Нет, не сложилось никакого решения по операции. Ни того, ни этого. Ничего не сложилось. И такое состояние, будто все время падаешь. И то ли бездна не заканчивается, то ли уже паришь в неизвестности. Нет аргументов. Никаких – ни ЗА, ни ПРОТИВ. От этого как-то вдвойне противно. Умом, ну что умом? Он словно затаился, заморозился.

Не на что опереться – редкое состояние, незнакомое.

Еще имею смелость и глупость озвучивать кому-то свои «планы». И сразу внутренне съеживаюсь от возможных реакций. Да, есть такое периодически – наверно хочу поддержки, наверно жду одобрения, что я на верном пути.

И что-то такое есть, от совершенно разных людей.

Хотя средне-человеческая реакция все же про то, что я полное «ку-ку», если не сделаю так, как предлагает официальная медицина. А мне сейчас все равно, у меня ни борьбы за свое, ни сопротивления другим. Ничего сейчас не работает так, чтобы был долгожданный выдох.

Задания и упражнения
1. Какими двумя словами в исходном тексте описано состояние, когда не на что опереться?
2. Верните из исходного текста всё, начиная со слов «Нет, не сложилось никакого» и заканчивая словами «я на верном пути.».
Следующие строки взяты из другого источника.

Данные для понимания документов

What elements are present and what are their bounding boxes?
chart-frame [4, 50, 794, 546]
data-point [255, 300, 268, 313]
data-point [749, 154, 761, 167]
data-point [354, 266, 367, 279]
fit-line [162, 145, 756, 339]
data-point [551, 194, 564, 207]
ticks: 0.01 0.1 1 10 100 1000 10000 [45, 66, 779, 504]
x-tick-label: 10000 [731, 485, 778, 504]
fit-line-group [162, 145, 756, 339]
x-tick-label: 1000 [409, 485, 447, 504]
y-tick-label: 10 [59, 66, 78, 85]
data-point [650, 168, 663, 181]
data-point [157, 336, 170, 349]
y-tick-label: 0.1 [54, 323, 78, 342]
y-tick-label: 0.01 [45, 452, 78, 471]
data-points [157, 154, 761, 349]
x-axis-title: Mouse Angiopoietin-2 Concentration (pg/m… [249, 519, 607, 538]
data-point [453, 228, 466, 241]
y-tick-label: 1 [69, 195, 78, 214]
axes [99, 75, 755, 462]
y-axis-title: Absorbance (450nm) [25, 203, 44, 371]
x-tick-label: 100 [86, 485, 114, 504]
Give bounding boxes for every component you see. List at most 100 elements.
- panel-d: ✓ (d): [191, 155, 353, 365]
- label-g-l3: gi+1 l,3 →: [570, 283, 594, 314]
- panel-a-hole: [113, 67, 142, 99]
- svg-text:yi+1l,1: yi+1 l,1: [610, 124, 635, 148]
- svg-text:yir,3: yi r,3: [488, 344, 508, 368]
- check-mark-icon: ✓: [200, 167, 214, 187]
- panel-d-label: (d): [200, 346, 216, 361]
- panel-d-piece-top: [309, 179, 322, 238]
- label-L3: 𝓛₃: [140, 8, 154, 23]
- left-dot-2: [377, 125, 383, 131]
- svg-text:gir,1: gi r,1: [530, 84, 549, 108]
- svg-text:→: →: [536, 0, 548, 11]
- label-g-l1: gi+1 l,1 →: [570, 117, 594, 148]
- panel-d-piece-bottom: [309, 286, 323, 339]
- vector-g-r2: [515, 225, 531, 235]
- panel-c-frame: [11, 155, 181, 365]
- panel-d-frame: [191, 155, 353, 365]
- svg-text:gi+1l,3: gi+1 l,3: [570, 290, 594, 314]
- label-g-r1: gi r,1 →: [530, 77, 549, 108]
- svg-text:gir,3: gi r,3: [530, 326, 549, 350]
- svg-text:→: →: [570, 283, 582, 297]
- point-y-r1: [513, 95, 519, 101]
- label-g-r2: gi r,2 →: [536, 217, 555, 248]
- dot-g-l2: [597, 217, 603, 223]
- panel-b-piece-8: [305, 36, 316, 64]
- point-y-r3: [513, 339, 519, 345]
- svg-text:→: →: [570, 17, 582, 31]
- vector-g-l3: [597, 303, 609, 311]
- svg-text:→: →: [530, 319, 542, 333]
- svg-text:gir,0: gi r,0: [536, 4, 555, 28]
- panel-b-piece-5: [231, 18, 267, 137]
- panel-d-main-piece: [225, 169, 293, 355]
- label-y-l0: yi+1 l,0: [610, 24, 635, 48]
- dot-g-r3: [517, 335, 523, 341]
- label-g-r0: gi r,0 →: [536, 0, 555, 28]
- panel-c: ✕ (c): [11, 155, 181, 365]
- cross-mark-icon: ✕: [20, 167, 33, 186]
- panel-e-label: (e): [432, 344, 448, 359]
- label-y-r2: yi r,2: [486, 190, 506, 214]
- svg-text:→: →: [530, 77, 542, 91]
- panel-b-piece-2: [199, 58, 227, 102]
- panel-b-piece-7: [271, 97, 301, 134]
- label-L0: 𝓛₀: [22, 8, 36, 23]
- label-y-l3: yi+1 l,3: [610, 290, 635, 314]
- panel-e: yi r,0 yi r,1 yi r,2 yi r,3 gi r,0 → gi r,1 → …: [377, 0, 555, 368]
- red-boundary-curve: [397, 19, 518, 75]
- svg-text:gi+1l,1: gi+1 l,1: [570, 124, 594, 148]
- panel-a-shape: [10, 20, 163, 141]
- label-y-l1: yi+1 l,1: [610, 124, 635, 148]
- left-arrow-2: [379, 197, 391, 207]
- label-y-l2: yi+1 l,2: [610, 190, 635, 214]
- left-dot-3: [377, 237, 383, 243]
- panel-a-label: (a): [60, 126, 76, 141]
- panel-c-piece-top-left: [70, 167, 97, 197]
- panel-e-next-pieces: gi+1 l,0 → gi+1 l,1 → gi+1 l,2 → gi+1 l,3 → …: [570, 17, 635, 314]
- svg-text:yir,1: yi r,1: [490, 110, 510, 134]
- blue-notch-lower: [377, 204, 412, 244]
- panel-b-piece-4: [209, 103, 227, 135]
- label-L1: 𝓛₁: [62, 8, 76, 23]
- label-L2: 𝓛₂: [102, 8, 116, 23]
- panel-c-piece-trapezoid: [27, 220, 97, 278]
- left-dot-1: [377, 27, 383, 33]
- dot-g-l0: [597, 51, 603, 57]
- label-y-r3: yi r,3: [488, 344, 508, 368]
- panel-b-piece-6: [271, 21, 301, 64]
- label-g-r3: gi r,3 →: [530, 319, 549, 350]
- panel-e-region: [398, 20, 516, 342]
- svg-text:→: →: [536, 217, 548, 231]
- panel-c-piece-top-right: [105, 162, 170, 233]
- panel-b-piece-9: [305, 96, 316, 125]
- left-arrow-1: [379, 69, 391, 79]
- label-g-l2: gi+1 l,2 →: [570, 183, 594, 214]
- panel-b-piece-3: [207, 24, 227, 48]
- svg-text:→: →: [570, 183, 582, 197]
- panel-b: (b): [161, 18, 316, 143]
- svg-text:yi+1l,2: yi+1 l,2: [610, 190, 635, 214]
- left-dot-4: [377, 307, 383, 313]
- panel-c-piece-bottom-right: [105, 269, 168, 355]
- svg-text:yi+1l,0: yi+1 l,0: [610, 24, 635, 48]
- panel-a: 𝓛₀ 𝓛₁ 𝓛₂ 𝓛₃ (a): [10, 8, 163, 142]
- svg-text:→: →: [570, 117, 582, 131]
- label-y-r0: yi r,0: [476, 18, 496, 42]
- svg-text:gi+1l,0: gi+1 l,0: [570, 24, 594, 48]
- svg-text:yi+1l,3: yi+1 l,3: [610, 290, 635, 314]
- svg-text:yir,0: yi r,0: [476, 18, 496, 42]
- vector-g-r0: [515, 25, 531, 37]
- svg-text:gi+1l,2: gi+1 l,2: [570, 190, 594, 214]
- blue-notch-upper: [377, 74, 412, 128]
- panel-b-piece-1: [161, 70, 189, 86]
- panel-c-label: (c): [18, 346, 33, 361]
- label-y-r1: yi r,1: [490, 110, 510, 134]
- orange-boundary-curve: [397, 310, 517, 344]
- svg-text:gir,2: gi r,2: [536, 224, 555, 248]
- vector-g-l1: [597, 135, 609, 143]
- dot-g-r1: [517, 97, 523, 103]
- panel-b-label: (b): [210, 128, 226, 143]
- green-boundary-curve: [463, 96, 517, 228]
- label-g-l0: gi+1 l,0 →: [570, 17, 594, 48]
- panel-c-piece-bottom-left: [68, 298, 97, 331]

Ответы по порядку
1. Редкое и незнакомое.

2.
Нет, не сложилось никакого решения по операции. Ни того, ни этого. Ничего не сложилось. И такое состояние, будто все время падаешь. И то ли бездна не заканчивается, то ли уже паришь в неизвестности. Нет аргументов. Никаких – ни ЗА, ни ПРОТИВ. От этого как-то вдвойне противно. Умом, ну что умом? Он словно затаился, заморозился.

Не на что опереться – редкое состояние, незнакомое.

Еще имею смелость и глупость озвучивать кому-то свои «планы». И сразу внутренне съеживаюсь от возможных реакций. Да, есть такое периодически – наверно хочу поддержки, наверно жду одобрения, что я на верном пути.